§ Problem description:
Pictures stay out of the copy; restate everything else in the material exactly.
═══ Records for this task ═══
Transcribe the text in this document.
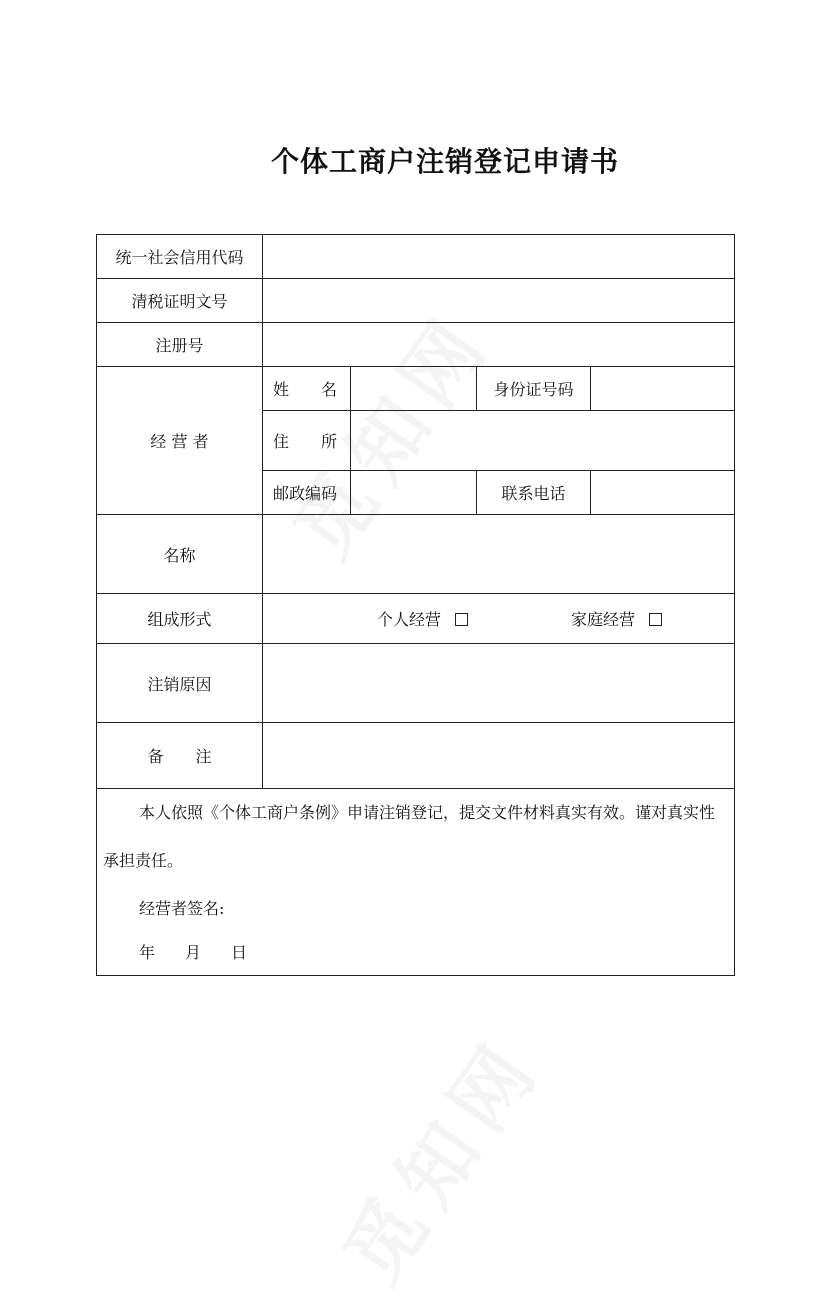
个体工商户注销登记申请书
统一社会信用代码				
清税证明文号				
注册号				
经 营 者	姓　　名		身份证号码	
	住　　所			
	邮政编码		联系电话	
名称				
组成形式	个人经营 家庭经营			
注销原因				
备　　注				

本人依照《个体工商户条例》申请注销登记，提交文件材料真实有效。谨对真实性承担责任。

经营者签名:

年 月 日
═══
§ Final result:
Transcribe the text in this document.
个体工商户注销登记申请书
统一社会信用代码				
清税证明文号				
注册号				
经 营 者	姓　　名		身份证号码	
	住　　所			
	邮政编码		联系电话	
名称				
组成形式	个人经营 家庭经营			
注销原因				
备　　注				

本人依照《个体工商户条例》申请注销登记，提交文件材料真实有效。谨对真实性承担责任。

经营者签名:

年 月 日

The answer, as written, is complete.